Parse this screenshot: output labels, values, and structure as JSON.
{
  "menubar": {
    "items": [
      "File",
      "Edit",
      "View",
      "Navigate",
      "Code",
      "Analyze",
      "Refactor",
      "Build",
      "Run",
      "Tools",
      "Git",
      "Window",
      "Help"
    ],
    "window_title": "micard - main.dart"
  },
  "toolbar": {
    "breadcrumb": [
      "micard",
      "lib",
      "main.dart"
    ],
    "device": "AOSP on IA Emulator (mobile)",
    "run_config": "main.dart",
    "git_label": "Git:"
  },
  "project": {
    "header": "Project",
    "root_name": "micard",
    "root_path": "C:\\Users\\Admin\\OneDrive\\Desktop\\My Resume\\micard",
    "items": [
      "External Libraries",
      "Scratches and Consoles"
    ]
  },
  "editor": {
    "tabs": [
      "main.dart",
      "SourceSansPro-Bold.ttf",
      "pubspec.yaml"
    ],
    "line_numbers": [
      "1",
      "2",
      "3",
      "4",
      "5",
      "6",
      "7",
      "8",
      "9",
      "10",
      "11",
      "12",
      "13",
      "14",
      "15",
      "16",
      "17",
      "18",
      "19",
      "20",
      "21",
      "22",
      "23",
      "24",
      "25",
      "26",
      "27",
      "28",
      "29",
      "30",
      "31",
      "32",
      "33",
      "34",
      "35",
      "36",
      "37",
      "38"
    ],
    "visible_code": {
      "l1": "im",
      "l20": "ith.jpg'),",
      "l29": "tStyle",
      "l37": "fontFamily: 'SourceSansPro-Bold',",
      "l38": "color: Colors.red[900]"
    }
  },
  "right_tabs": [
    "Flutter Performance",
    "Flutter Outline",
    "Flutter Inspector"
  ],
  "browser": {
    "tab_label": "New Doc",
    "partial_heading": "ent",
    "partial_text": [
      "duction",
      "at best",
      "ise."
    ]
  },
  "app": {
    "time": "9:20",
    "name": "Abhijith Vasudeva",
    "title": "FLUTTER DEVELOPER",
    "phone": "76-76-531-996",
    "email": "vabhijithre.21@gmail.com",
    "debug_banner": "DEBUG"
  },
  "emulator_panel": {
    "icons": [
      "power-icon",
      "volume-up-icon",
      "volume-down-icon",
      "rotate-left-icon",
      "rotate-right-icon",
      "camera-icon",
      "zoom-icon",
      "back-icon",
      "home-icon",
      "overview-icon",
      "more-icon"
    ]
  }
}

### Exercise requirements
Print every entry exactly as it appears.

### Solved problem
Parse this screenshot: output labels, values, and structure as JSON.
{
  "menubar": {
    "items": [
      "File",
      "Edit",
      "View",
      "Navigate",
      "Code",
      "Analyze",
      "Refactor",
      "Build",
      "Run",
      "Tools",
      "Git",
      "Window",
      "Help"
    ],
    "window_title": "micard - main.dart"
  },
  "toolbar": {
    "breadcrumb": [
      "micard",
      "lib",
      "main.dart"
    ],
    "device": "AOSP on IA Emulator (mobile)",
    "run_config": "main.dart",
    "git_label": "Git:"
  },
  "project": {
    "header": "Project",
    "root_name": "micard",
    "root_path": "C:\\Users\\Admin\\OneDrive\\Desktop\\My Resume\\micard",
    "items": [
      "External Libraries",
      "Scratches and Consoles"
    ]
  },
  "editor": {
    "tabs": [
      "main.dart",
      "SourceSansPro-Bold.ttf",
      "pubspec.yaml"
    ],
    "line_numbers": [
      "1",
      "2",
      "3",
      "4",
      "5",
      "6",
      "7",
      "8",
      "9",
      "10",
      "11",
      "12",
      "13",
      "14",
      "15",
      "16",
      "17",
      "18",
      "19",
      "20",
      "21",
      "22",
      "23",
      "24",
      "25",
      "26",
      "27",
      "28",
      "29",
      "30",
      "31",
      "32",
      "33",
      "34",
      "35",
      "36",
      "37",
      "38"
    ],
    "visible_code": {
      "l1": "im",
      "l20": "ith.jpg'),",
      "l29": "tStyle",
      "l37": "fontFamily: 'SourceSansPro-Bold',",
      "l38": "color: Colors.red[900]"
    }
  },
  "right_tabs": [
    "Flutter Performance",
    "Flutter Outline",
    "Flutter Inspector"
  ],
  "browser": {
    "tab_label": "New Doc",
    "partial_heading": "ent",
    "partial_text": [
      "duction",
      "at best",
      "ise."
    ]
  },
  "app": {
    "time": "9:20",
    "name": "Abhijith Vasudeva",
    "title": "FLUTTER DEVELOPER",
    "phone": "76-76-531-996",
    "email": "vabhijithre.21@gmail.com",
    "debug_banner": "DEBUG"
  },
  "emulator_panel": {
    "icons": [
      "power-icon",
      "volume-up-icon",
      "volume-down-icon",
      "rotate-left-icon",
      "rotate-right-icon",
      "camera-icon",
      "zoom-icon",
      "back-icon",
      "home-icon",
      "overview-icon",
      "more-icon"
    ]
  }
}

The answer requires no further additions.